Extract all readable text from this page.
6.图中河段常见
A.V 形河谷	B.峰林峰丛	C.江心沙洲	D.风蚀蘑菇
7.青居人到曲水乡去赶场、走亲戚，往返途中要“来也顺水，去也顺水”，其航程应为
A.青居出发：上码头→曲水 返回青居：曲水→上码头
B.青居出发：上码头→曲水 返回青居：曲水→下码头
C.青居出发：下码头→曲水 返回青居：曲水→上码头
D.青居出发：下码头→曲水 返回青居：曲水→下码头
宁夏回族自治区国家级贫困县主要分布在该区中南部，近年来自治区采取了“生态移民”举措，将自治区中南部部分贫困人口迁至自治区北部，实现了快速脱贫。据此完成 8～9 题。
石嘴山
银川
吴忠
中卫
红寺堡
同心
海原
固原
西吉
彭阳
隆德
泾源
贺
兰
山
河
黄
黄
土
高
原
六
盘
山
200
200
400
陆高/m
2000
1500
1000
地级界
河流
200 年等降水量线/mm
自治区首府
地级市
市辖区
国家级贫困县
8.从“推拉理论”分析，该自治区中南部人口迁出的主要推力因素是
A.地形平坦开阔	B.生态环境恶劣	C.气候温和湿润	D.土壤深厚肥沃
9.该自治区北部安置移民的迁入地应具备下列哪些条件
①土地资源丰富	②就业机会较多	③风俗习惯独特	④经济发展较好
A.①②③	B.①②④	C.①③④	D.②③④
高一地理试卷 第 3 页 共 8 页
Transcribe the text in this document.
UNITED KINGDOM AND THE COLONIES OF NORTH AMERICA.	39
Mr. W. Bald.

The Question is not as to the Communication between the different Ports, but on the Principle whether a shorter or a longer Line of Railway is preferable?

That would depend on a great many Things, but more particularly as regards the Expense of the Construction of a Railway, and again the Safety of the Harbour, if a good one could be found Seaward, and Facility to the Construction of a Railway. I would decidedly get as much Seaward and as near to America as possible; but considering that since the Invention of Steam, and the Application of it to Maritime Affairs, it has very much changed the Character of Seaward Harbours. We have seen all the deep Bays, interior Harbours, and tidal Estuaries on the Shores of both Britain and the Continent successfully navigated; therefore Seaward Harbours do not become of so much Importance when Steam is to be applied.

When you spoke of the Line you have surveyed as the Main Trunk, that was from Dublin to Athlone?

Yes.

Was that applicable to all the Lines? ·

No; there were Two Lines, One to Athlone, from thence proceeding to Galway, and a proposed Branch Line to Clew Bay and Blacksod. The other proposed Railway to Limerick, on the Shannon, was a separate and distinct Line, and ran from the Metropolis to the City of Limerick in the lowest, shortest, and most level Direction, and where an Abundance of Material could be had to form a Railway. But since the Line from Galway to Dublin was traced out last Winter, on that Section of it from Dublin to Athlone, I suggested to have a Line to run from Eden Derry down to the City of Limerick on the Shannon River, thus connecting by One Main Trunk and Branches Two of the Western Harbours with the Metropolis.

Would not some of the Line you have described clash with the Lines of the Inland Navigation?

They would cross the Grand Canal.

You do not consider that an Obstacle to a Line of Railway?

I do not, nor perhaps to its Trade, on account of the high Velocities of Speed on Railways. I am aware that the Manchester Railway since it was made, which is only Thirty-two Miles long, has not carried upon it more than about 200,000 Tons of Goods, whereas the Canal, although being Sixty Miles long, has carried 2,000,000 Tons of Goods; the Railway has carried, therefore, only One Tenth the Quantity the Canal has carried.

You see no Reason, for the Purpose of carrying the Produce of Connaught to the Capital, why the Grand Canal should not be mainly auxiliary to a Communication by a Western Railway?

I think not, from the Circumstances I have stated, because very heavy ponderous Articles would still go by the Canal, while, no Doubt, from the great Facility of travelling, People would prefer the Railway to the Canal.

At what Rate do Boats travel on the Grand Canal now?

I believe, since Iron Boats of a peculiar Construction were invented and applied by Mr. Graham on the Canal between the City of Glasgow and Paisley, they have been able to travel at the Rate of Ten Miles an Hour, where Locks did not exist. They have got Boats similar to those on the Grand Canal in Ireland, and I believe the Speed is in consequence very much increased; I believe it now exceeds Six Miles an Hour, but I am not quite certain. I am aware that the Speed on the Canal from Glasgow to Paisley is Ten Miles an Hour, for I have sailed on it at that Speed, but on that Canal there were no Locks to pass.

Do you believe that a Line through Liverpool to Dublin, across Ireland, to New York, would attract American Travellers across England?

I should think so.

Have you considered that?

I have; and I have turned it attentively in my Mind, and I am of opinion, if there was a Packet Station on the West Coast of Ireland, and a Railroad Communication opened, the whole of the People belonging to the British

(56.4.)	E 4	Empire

> _Given exercise_
From the data, collect all lines where the string "They" appears.

> _Result of the task_
They would cross the Grand Canal.
I believe, since Iron Boats of a peculiar Construction were invented and applied by Mr. Graham on the Canal between the City of Glasgow and Paisley, they have been able to travel at the Rate of Ten Miles an Hour, where Locks did not exist. They have got Boats similar to those on the Grand Canal in Ireland, and I believe the Speed is in consequence very much increased; I believe it now exceeds Six Miles an Hour, but I am not quite certain. I am aware that the Speed on the Canal from Glasgow to Paisley is Ten Miles an Hour, for I have sailed on it at that Speed, but on that Canal there were no Locks to pass.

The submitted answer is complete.